▸ **AIM OF THE TASK**: Filter the items below, keeping every line that contains the word "Establecer".

▸ **SUPPLIED INFORMATION**:
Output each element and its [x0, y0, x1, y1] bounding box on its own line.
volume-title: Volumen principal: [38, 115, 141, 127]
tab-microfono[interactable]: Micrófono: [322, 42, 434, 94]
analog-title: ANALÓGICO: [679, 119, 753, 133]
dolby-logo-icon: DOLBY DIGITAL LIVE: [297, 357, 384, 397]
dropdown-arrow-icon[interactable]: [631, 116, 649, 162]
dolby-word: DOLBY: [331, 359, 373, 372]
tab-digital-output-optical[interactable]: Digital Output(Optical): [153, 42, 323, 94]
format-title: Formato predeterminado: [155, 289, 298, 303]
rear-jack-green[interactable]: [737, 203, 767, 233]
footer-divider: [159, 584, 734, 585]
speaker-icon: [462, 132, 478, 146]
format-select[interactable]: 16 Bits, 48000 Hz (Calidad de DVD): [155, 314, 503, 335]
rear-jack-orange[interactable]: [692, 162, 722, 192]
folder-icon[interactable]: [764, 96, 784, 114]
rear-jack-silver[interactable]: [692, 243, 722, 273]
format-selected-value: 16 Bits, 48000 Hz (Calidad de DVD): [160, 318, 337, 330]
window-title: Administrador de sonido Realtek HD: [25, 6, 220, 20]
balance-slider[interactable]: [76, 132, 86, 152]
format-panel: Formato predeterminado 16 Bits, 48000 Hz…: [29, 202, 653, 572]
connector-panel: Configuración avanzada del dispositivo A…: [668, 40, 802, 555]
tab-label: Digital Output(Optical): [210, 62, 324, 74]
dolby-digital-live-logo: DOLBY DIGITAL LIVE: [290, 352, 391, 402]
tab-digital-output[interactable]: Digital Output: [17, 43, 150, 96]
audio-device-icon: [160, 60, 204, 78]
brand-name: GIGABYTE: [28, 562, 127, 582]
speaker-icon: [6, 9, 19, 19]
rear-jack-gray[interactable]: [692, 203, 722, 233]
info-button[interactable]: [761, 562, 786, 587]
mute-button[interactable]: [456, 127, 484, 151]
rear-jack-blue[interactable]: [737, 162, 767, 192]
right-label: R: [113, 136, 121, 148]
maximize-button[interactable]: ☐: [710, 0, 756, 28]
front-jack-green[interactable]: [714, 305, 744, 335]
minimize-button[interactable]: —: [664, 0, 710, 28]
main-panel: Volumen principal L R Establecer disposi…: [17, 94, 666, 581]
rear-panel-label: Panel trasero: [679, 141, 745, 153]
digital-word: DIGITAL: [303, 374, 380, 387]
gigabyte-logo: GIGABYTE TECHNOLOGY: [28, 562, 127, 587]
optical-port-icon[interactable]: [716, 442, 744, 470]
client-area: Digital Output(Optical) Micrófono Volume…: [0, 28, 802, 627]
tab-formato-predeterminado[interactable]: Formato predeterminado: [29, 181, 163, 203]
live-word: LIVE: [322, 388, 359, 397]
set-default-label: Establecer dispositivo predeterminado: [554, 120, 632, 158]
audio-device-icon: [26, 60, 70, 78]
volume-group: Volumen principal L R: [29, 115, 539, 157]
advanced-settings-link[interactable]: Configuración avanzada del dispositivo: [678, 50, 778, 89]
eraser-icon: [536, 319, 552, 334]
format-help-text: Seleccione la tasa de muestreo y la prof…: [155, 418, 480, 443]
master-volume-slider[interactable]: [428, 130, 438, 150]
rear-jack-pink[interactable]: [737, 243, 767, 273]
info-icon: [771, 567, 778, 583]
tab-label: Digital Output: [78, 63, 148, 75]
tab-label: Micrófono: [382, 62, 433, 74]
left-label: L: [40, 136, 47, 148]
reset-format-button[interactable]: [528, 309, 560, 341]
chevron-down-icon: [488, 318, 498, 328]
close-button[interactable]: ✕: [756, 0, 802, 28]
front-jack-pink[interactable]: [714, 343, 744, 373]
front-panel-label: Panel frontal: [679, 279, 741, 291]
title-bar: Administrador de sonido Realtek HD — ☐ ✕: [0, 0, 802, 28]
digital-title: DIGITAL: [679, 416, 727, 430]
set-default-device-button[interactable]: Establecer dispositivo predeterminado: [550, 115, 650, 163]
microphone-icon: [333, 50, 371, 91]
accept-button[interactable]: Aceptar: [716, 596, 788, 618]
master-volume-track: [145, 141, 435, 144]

▸ **REPLY**:
main-panel: Volumen principal L R Establecer disposi…: [17, 94, 666, 581]
set-default-label: Establecer dispositivo predeterminado: [554, 120, 632, 158]
set-default-device-button[interactable]: Establecer dispositivo predeterminado: [550, 115, 650, 163]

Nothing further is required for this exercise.